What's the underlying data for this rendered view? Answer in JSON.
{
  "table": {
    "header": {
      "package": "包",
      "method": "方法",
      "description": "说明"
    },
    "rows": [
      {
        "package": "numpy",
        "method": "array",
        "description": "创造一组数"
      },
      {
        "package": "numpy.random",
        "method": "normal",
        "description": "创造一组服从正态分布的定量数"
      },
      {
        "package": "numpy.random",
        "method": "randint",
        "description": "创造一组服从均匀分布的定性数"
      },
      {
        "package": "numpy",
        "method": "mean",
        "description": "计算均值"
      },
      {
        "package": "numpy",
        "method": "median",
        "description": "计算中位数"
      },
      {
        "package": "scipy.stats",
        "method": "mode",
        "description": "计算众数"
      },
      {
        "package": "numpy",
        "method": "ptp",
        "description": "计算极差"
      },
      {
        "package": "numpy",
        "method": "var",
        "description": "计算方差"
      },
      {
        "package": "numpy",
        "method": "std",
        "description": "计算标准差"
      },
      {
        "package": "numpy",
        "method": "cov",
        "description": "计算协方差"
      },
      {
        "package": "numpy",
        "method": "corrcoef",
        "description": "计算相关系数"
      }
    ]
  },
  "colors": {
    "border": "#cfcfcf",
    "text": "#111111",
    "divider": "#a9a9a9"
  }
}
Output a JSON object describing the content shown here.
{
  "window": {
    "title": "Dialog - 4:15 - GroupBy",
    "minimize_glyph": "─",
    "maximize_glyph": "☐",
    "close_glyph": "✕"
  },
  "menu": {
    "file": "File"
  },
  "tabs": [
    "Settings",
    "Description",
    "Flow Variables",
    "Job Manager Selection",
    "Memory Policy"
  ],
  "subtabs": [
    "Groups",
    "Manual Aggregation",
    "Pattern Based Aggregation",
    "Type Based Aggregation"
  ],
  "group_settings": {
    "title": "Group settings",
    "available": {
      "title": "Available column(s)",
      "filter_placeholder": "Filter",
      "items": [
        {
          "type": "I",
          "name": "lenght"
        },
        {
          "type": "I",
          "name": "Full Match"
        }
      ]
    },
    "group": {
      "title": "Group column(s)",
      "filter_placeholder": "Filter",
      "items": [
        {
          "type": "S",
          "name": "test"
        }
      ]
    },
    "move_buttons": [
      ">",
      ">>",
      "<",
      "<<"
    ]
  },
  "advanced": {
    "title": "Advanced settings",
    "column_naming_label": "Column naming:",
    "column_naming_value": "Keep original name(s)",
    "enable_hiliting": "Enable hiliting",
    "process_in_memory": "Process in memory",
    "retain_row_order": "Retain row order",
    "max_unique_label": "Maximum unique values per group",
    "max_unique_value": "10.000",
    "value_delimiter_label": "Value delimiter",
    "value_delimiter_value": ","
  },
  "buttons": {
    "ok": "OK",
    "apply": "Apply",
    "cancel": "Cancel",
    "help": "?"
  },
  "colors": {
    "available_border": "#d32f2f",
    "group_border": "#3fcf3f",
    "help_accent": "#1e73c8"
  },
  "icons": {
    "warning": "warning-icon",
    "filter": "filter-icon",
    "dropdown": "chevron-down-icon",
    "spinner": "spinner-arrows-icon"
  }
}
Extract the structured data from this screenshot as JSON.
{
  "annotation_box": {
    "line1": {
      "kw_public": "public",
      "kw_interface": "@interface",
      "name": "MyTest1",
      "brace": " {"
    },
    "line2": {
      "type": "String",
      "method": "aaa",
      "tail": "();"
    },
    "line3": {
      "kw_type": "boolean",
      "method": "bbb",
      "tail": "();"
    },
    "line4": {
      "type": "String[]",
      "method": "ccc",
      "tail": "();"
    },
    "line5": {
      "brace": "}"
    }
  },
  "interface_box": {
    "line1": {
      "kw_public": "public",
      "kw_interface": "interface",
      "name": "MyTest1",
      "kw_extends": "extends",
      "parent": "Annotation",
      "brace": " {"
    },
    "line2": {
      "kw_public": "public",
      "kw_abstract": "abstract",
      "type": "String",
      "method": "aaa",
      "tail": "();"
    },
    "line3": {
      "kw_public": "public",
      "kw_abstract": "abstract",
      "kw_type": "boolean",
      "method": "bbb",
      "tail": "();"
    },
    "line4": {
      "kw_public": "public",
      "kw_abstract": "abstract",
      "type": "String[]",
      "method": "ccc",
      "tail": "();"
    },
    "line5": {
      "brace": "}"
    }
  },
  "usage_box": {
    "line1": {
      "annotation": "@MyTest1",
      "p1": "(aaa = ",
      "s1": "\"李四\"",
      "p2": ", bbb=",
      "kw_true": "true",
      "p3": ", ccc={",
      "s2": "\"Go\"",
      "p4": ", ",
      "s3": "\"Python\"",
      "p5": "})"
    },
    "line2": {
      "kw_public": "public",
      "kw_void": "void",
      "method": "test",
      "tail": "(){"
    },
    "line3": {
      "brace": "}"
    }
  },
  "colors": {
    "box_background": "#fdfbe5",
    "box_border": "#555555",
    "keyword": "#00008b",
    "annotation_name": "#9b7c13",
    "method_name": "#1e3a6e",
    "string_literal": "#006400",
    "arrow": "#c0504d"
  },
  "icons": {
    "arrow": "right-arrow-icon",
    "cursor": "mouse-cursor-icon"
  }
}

Short task: Copy each line of the records that contains the word "Aggregation".

Solution to the problem:
    "Manual Aggregation",
    "Pattern Based Aggregation",
    "Type Based Aggregation"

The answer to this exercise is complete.